▶ TASK BRIEF: Copy each line containing the word "haben" from the records that follow, please.

# # # # #

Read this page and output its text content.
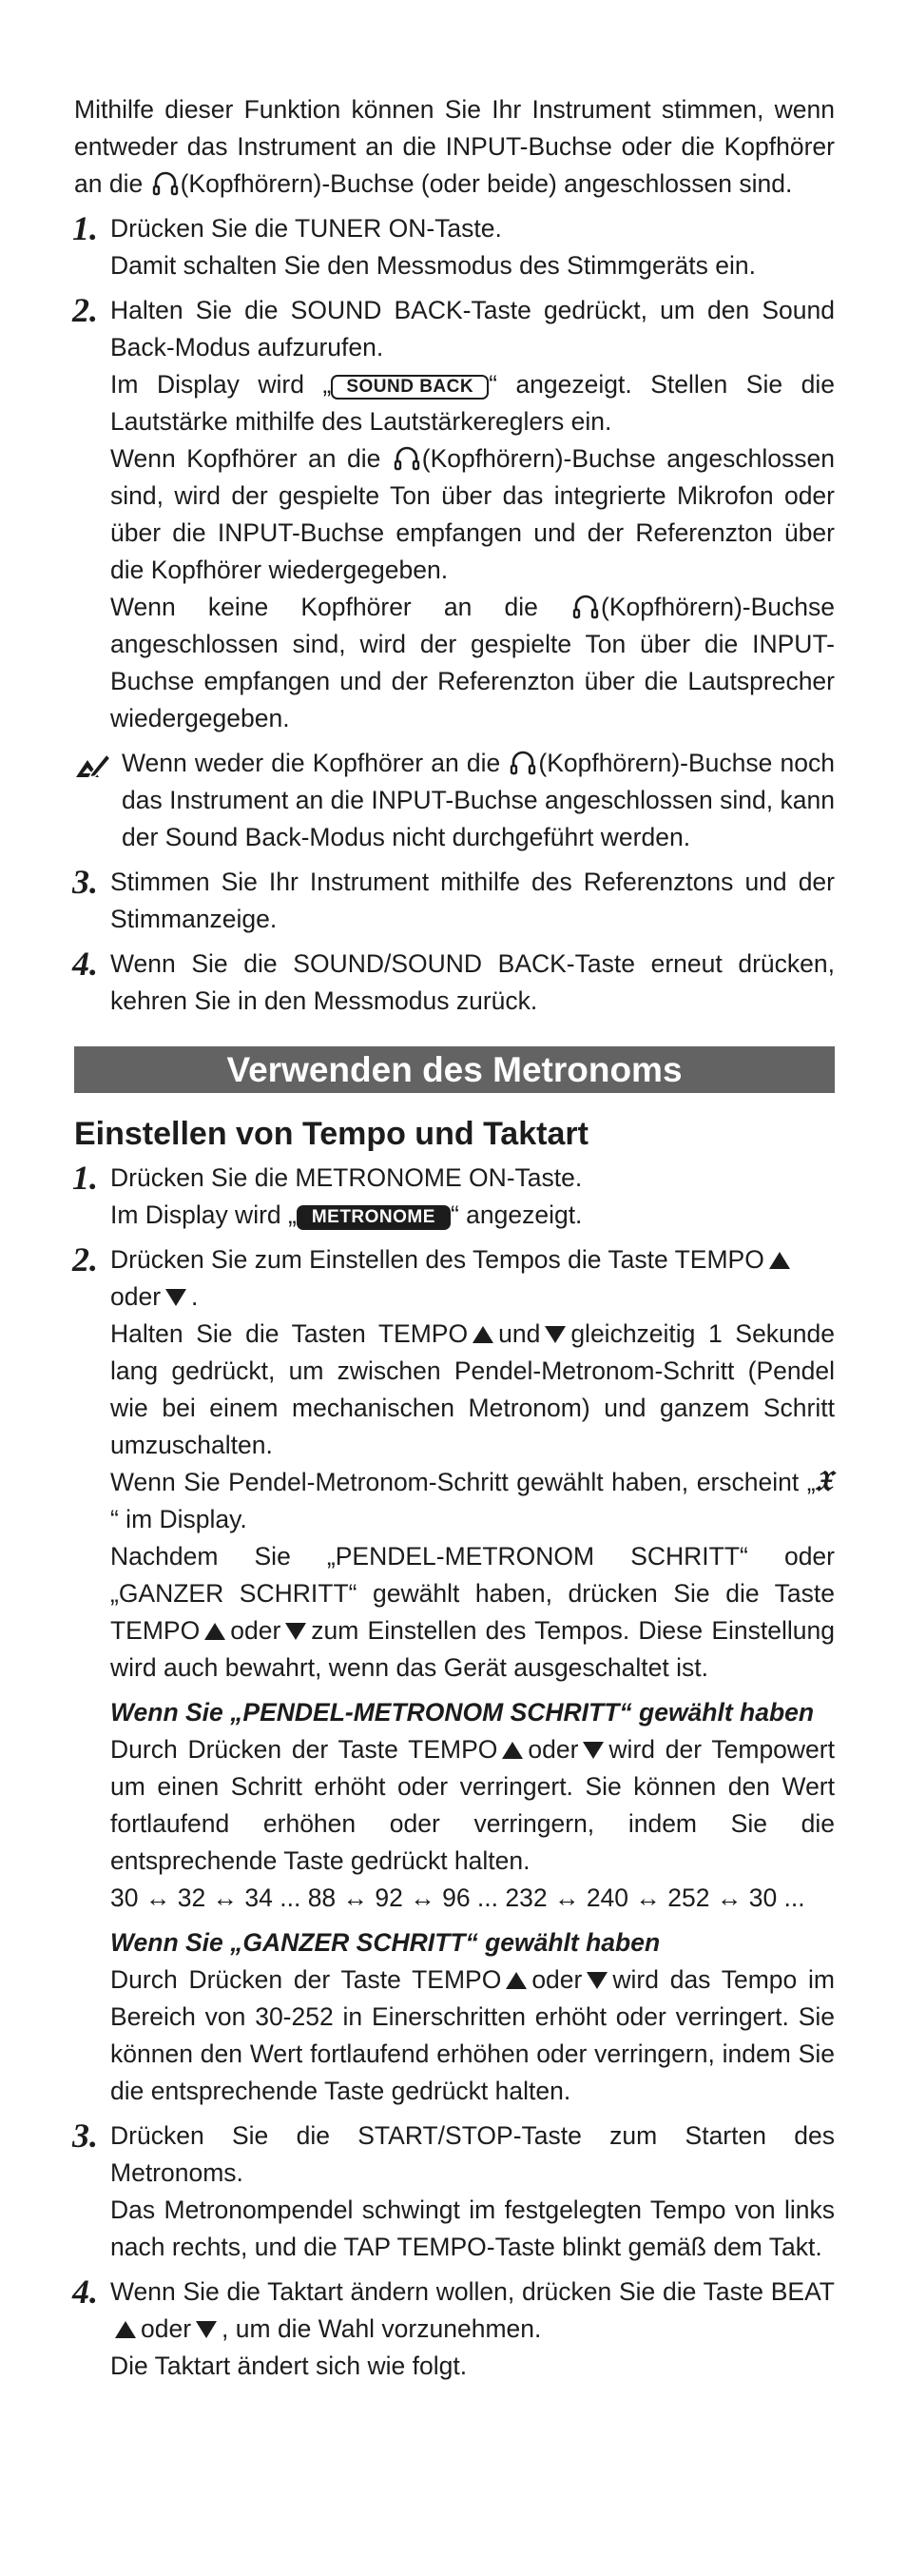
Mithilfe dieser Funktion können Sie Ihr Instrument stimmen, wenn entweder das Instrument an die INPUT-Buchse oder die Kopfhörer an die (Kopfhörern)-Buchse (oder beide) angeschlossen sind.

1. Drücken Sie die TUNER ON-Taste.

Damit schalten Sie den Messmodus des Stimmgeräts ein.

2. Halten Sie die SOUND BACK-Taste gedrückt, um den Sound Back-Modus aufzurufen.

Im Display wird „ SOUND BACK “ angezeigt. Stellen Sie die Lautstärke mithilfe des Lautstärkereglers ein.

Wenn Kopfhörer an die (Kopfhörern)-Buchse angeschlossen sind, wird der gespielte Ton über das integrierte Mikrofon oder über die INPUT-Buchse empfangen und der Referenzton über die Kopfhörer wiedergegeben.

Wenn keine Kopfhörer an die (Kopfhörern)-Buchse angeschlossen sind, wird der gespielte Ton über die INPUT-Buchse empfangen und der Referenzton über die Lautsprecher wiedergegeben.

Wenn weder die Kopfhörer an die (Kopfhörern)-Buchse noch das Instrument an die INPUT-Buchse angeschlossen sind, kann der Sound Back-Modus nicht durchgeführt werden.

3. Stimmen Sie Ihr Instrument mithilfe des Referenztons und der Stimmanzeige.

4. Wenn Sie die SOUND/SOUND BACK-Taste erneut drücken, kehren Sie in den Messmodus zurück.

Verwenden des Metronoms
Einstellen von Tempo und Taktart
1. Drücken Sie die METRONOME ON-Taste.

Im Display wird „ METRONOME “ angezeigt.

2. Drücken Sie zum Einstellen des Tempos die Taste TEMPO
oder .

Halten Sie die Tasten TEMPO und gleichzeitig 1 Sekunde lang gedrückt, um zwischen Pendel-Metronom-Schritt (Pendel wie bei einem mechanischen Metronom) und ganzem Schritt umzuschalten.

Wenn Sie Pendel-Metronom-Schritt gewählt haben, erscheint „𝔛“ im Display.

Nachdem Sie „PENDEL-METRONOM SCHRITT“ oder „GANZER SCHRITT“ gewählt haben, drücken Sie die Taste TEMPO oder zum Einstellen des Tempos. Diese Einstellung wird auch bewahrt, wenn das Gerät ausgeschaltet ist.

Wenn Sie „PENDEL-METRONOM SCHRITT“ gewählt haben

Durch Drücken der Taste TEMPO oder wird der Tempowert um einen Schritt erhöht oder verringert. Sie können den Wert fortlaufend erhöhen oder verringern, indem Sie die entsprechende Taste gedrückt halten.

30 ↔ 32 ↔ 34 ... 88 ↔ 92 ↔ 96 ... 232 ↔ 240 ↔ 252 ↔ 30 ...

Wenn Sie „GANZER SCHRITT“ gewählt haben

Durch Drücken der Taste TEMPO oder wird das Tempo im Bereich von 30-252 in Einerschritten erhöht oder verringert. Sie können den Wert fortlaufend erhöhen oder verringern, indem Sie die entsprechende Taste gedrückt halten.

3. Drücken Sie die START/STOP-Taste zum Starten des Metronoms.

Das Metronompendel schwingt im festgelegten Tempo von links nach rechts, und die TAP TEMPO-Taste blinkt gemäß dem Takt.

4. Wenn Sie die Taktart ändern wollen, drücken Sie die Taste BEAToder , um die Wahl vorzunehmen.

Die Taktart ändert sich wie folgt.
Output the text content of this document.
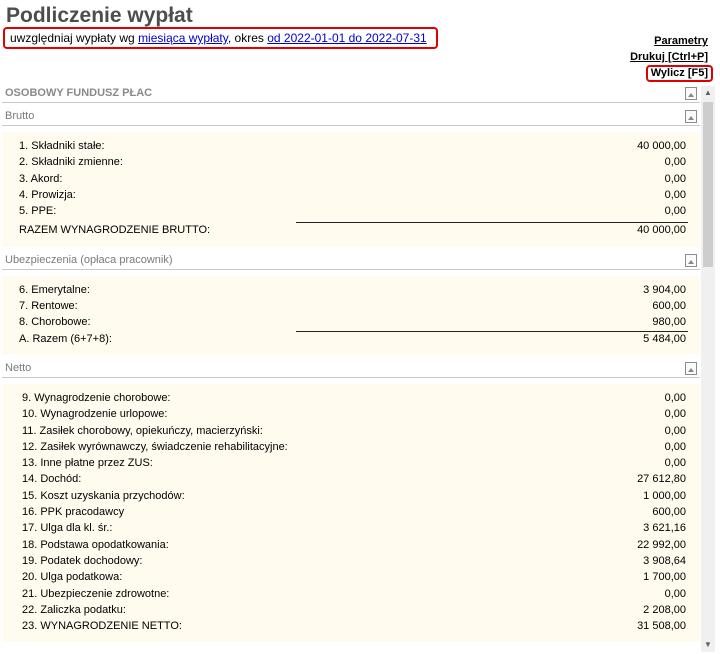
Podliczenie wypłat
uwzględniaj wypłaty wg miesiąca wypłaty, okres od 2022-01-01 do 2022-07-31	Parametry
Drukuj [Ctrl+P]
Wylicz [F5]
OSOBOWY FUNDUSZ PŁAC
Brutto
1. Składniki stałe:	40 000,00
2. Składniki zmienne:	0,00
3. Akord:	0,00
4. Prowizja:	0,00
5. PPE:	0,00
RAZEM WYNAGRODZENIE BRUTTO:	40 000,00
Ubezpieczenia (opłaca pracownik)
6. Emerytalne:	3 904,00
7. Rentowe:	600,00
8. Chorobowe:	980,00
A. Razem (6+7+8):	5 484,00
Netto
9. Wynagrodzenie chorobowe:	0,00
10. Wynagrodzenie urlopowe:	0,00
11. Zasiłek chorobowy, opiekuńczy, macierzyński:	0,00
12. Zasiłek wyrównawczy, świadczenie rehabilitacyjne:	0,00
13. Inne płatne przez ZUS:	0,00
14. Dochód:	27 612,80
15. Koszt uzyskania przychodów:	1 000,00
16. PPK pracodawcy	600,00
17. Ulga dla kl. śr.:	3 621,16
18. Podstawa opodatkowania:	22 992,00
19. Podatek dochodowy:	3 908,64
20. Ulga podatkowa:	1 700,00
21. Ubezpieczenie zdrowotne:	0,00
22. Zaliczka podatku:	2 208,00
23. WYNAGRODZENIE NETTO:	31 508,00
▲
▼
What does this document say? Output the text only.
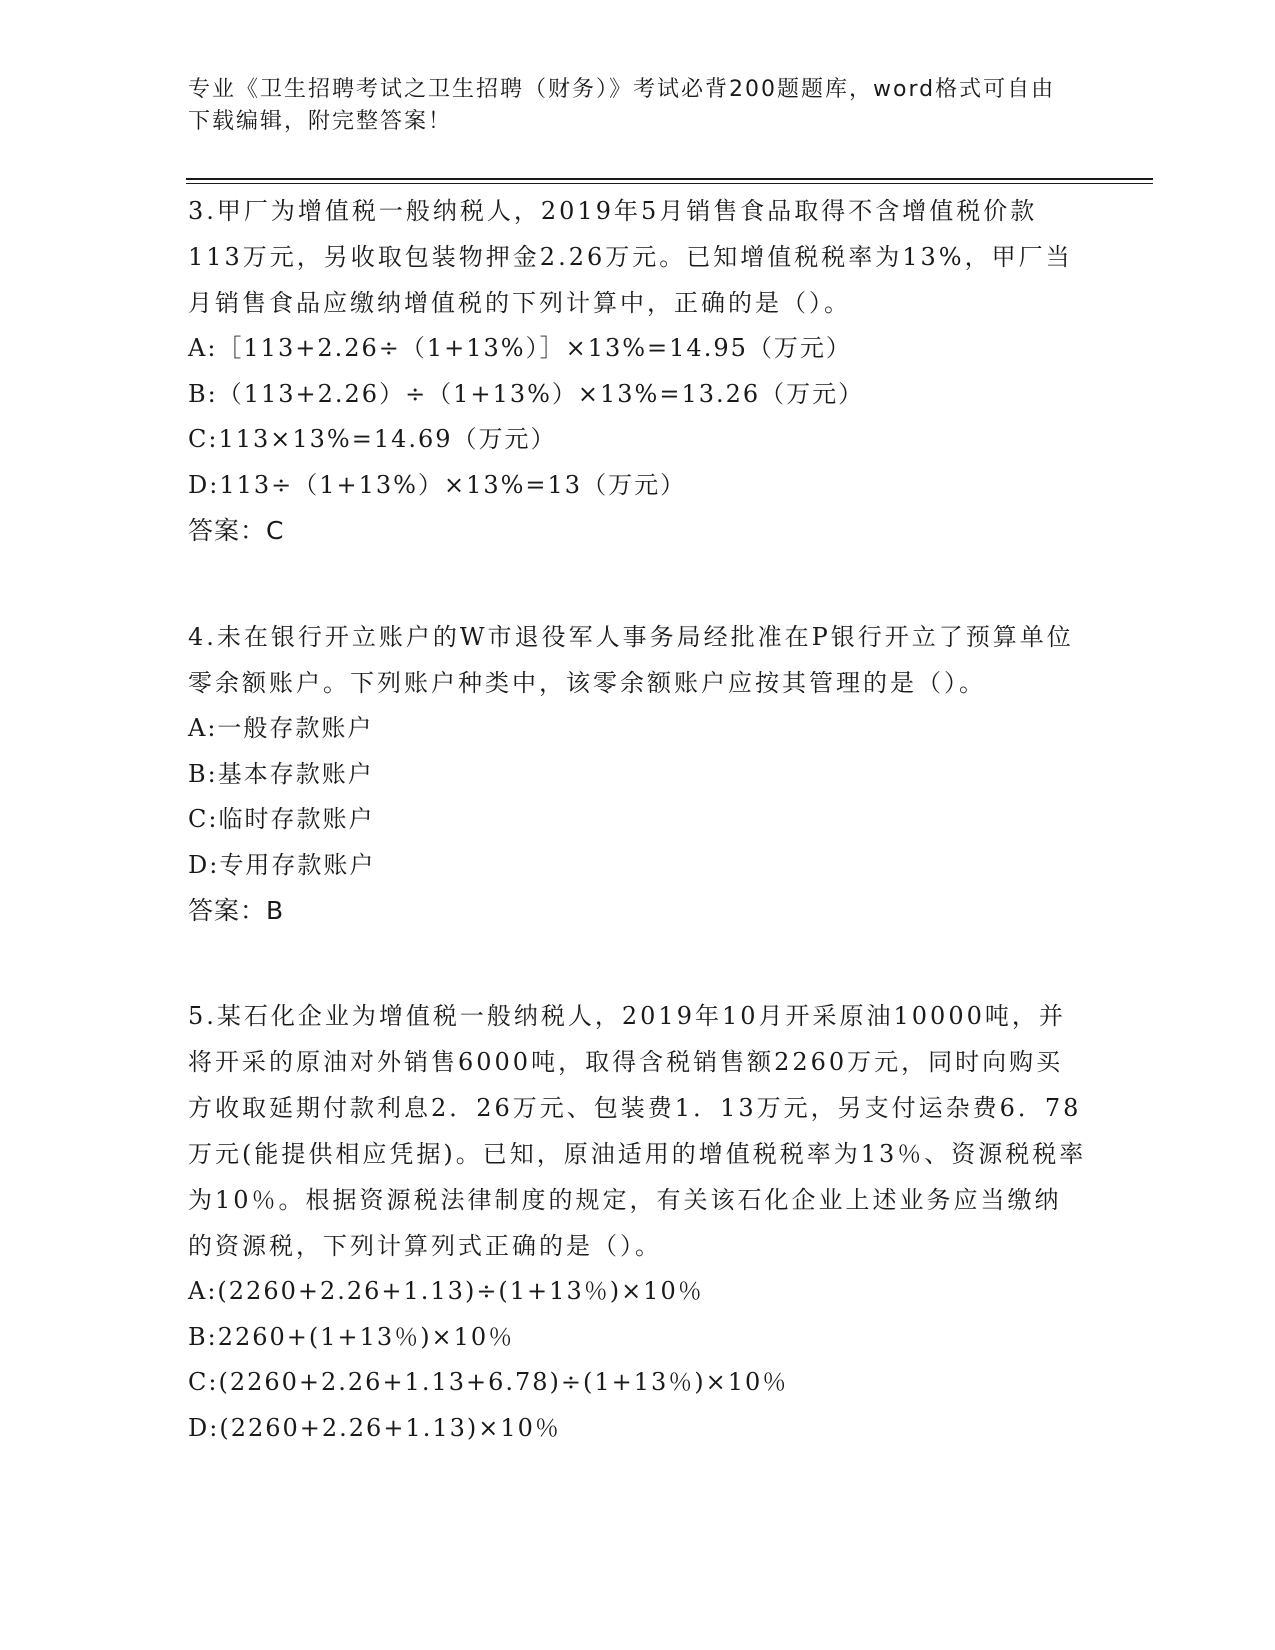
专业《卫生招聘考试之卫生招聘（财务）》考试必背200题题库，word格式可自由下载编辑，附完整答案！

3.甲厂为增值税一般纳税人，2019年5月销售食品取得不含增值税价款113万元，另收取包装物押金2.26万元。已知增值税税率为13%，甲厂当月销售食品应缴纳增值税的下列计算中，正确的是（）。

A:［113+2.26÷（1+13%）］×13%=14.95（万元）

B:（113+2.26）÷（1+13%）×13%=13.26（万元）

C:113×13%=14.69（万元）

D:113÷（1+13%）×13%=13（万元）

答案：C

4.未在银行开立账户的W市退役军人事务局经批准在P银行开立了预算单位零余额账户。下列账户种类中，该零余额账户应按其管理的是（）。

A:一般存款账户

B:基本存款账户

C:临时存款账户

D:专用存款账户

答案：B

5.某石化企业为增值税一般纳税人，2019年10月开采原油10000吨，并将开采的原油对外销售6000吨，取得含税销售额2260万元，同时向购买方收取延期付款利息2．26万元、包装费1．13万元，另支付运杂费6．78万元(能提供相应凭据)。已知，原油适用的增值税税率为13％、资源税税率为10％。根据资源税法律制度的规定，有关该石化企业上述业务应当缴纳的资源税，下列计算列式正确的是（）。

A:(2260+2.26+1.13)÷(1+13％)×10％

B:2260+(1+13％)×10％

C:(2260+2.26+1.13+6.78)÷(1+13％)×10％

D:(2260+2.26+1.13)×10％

# # # # #

▶ RESULT:
Wenn Sie Pendel-Metronom-Schritt gewählt haben, erscheint „𝔛“ im Display.
Nachdem Sie „PENDEL-METRONOM SCHRITT“ oder „GANZER SCHRITT“ gewählt haben, drücken Sie die Taste TEMPO oder zum Einstellen des Tempos. Diese Einstellung wird auch bewahrt, wenn das Gerät ausgeschaltet ist.
Wenn Sie „PENDEL-METRONOM SCHRITT“ gewählt haben
Wenn Sie „GANZER SCHRITT“ gewählt haben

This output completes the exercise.